Written problem
Please reproduce, unchanged, the part of the data that opens with the line containing "table-row: 98/104 3-4" and closes with the line containing "note-text: Všechny rozměry", including both of those lines.

Dataset
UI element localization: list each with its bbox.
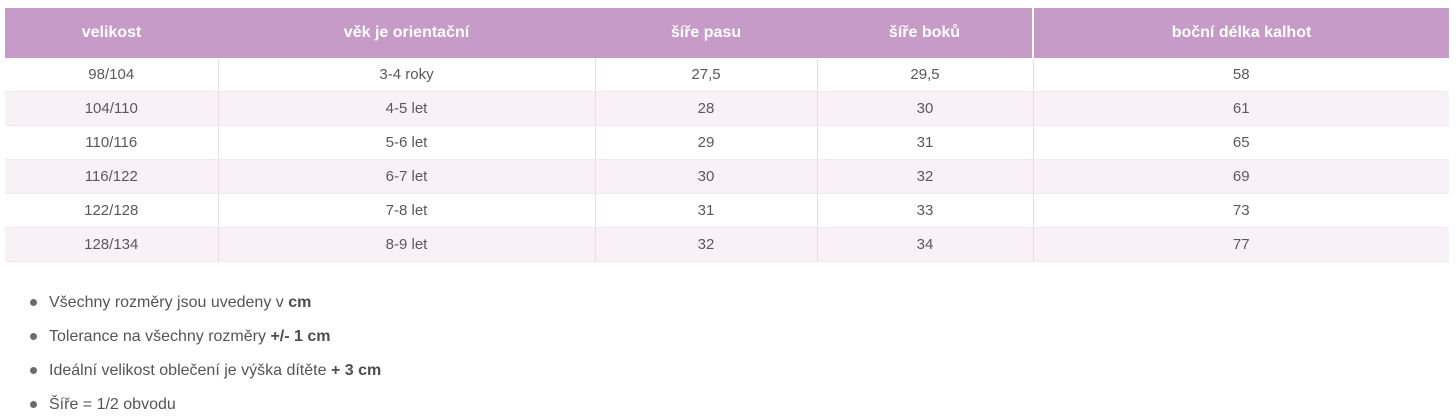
table-row: 98/104 3-4 roky 27,5 29,5 58	[5, 58, 1449, 92]
cell-velikost: 98/104	[5, 58, 219, 92]
size-table: velikost věk je orientační šíře pasu šíř…	[5, 8, 1449, 262]
note-text: Tolerance na všechny rozměry	[49, 328, 271, 345]
column-header-sire-pasu: šíře pasu	[595, 8, 817, 58]
cell-vek: 5-6 let	[218, 125, 596, 160]
table-row: 104/110 4-5 let 28 30 61	[5, 91, 1449, 126]
cell-pas: 32	[595, 227, 818, 262]
bullet-icon	[30, 401, 37, 408]
column-header-velikost: velikost	[5, 8, 218, 58]
cell-velikost: 110/116	[5, 125, 219, 160]
cell-vek: 8-9 let	[218, 227, 596, 262]
cell-boky: 30	[817, 91, 1034, 126]
note-item: Šíře = 1/2 obvodu	[30, 394, 1456, 415]
cell-vek: 4-5 let	[218, 91, 596, 126]
note-text: Všechny rozměry jsou uvedeny v	[49, 294, 289, 311]
cell-delka: 65	[1033, 125, 1449, 160]
column-header-vek: věk je orientační	[218, 8, 595, 58]
cell-boky: 29,5	[817, 58, 1034, 92]
note-bold-text: + 3 cm	[330, 362, 382, 379]
cell-pas: 31	[595, 193, 818, 228]
table-row: 122/128 7-8 let 31 33 73	[5, 193, 1449, 228]
column-header-sire-boku: šíře boků	[817, 8, 1033, 58]
cell-velikost: 122/128	[5, 193, 219, 228]
cell-delka: 61	[1033, 91, 1449, 126]
note-item: Tolerance na všechny rozměry +/- 1 cm	[30, 326, 1456, 347]
column-header-bocni-delka: boční délka kalhot	[1032, 8, 1449, 58]
cell-delka: 73	[1033, 193, 1449, 228]
cell-boky: 32	[817, 159, 1034, 194]
note-text: Ideální velikost oblečení je výška dítět…	[49, 362, 331, 379]
cell-velikost: 116/122	[5, 159, 219, 194]
cell-velikost: 104/110	[5, 91, 219, 126]
cell-pas: 30	[595, 159, 818, 194]
bullet-icon	[30, 333, 37, 340]
bullet-icon	[30, 367, 37, 374]
cell-vek: 6-7 let	[218, 159, 596, 194]
cell-boky: 31	[817, 125, 1034, 160]
note-bold-text: cm	[288, 294, 312, 311]
note-text: Šíře = 1/2 obvodu	[49, 396, 176, 413]
table-row: 110/116 5-6 let 29 31 65	[5, 125, 1449, 160]
cell-vek: 7-8 let	[218, 193, 596, 228]
cell-boky: 34	[817, 227, 1034, 262]
table-row: 116/122 6-7 let 30 32 69	[5, 159, 1449, 194]
cell-pas: 28	[595, 91, 818, 126]
cell-pas: 27,5	[595, 58, 818, 92]
note-item: Ideální velikost oblečení je výška dítět…	[30, 360, 1456, 381]
note-bold-text: +/- 1 cm	[270, 328, 331, 345]
table-row: 128/134 8-9 let 32 34 77	[5, 227, 1449, 262]
cell-velikost: 128/134	[5, 227, 219, 262]
note-item: Všechny rozměry jsou uvedeny v cm	[30, 292, 1456, 313]
cell-vek: 3-4 roky	[218, 58, 596, 92]
notes-list: Všechny rozměry jsou uvedeny v cm Tolera…	[0, 292, 1456, 415]
table-header-row: velikost věk je orientační šíře pasu šíř…	[5, 8, 1449, 58]
bullet-icon	[30, 299, 37, 306]
cell-boky: 33	[817, 193, 1034, 228]
size-table-container: velikost věk je orientační šíře pasu šíř…	[5, 8, 1449, 262]
cell-delka: 77	[1033, 227, 1449, 262]
cell-delka: 58	[1033, 58, 1449, 92]
cell-delka: 69	[1033, 159, 1449, 194]
cell-pas: 29	[595, 125, 818, 160]
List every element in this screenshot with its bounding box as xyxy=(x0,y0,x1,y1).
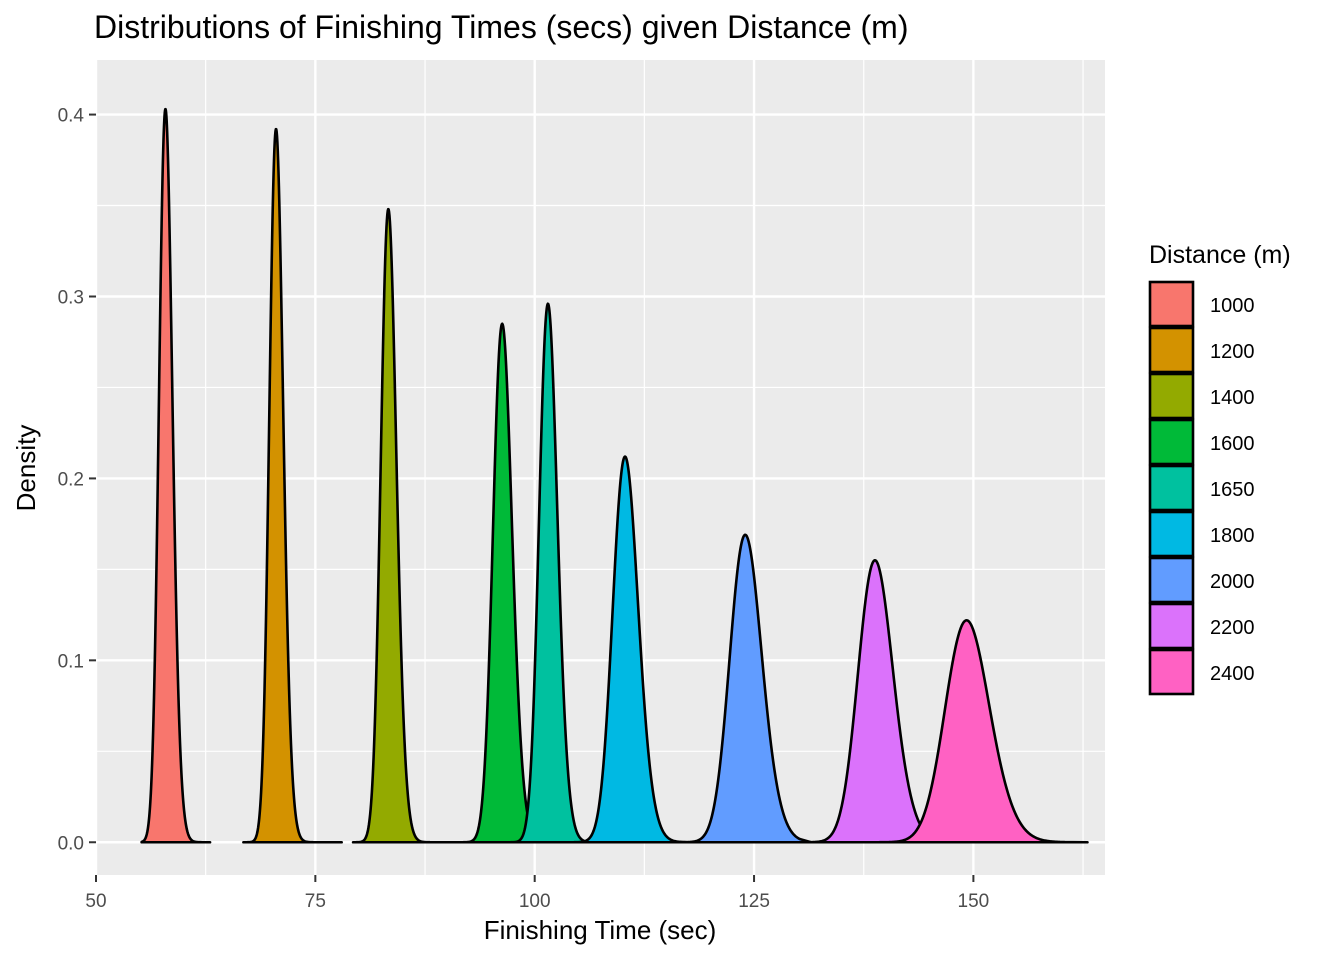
legend-label-2200: 2200 xyxy=(1210,617,1255,639)
x-tick-label: 100 xyxy=(519,891,551,912)
legend-label-1200: 1200 xyxy=(1210,341,1255,363)
density-curve-1000 xyxy=(140,107,212,844)
y-axis-title: Density xyxy=(11,425,41,512)
legend-key-1600 xyxy=(1148,418,1195,466)
legend-title: Distance (m) xyxy=(1149,241,1291,269)
density-curve-1400 xyxy=(351,207,466,844)
legend-label-1400: 1400 xyxy=(1210,387,1255,409)
legend-key-2200 xyxy=(1148,602,1195,650)
y-tick-label: 0.2 xyxy=(58,469,84,490)
y-tick-label: 0.4 xyxy=(58,106,85,127)
x-tick-label: 50 xyxy=(85,891,106,912)
y-tick-label: 0.1 xyxy=(58,651,84,672)
density-curve-1200 xyxy=(242,127,343,844)
x-axis: 50 75 100 125 150 xyxy=(85,875,989,912)
minor-gridlines xyxy=(96,60,1105,875)
legend-key-1400 xyxy=(1148,372,1195,420)
legend-label-1000: 1000 xyxy=(1210,295,1255,317)
density-curves xyxy=(140,107,1089,844)
x-tick-label: 75 xyxy=(305,891,326,912)
y-tick-label: 0.3 xyxy=(58,287,84,308)
legend-key-1650 xyxy=(1148,464,1195,512)
legend-label-1600: 1600 xyxy=(1210,433,1255,455)
x-tick-label: 150 xyxy=(958,891,990,912)
chart-title: Distributions of Finishing Times (secs) … xyxy=(94,9,908,45)
legend-key-1000 xyxy=(1148,280,1195,328)
density-curve-2200 xyxy=(805,558,944,844)
legend-items: 1000 1200 1400 1600 1650 1800 2000 2200 2400 xyxy=(1148,280,1255,696)
legend-key-1800 xyxy=(1148,510,1195,558)
y-axis: 0.0 0.1 0.2 0.3 0.4 xyxy=(58,106,96,854)
legend-label-2000: 2000 xyxy=(1210,571,1255,593)
density-curve-2400 xyxy=(875,619,1089,844)
legend: Distance (m) 1000 1200 1400 1600 1650 1800 200… xyxy=(1148,241,1291,696)
legend-key-2000 xyxy=(1148,556,1195,604)
density-curve-1800 xyxy=(572,455,690,844)
x-tick-label: 125 xyxy=(738,891,770,912)
x-axis-title: Finishing Time (sec) xyxy=(484,915,717,945)
y-tick-label: 0.0 xyxy=(58,833,84,854)
legend-label-1800: 1800 xyxy=(1210,525,1255,547)
legend-key-2400 xyxy=(1148,648,1195,696)
legend-label-2400: 2400 xyxy=(1210,663,1255,685)
legend-key-1200 xyxy=(1148,326,1195,374)
legend-label-1650: 1650 xyxy=(1210,479,1255,501)
density-curve-2000 xyxy=(682,533,813,844)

Reply
table-row: 98/104 3-4 roky 27,5 29,5 58	[5, 58, 1449, 92]
cell-velikost: 98/104	[5, 58, 219, 92]
size-table: velikost věk je orientační šíře pasu šíř…	[5, 8, 1449, 262]
note-text: Tolerance na všechny rozměry	[49, 328, 271, 345]
column-header-sire-pasu: šíře pasu	[595, 8, 817, 58]
cell-vek: 5-6 let	[218, 125, 596, 160]
table-row: 104/110 4-5 let 28 30 61	[5, 91, 1449, 126]
cell-pas: 32	[595, 227, 818, 262]
bullet-icon	[30, 401, 37, 408]
column-header-velikost: velikost	[5, 8, 218, 58]
cell-velikost: 110/116	[5, 125, 219, 160]
cell-vek: 8-9 let	[218, 227, 596, 262]
cell-boky: 30	[817, 91, 1034, 126]
note-item: Šíře = 1/2 obvodu	[30, 394, 1456, 415]
cell-vek: 4-5 let	[218, 91, 596, 126]
note-text: Všechny rozměry jsou uvedeny v	[49, 294, 289, 311]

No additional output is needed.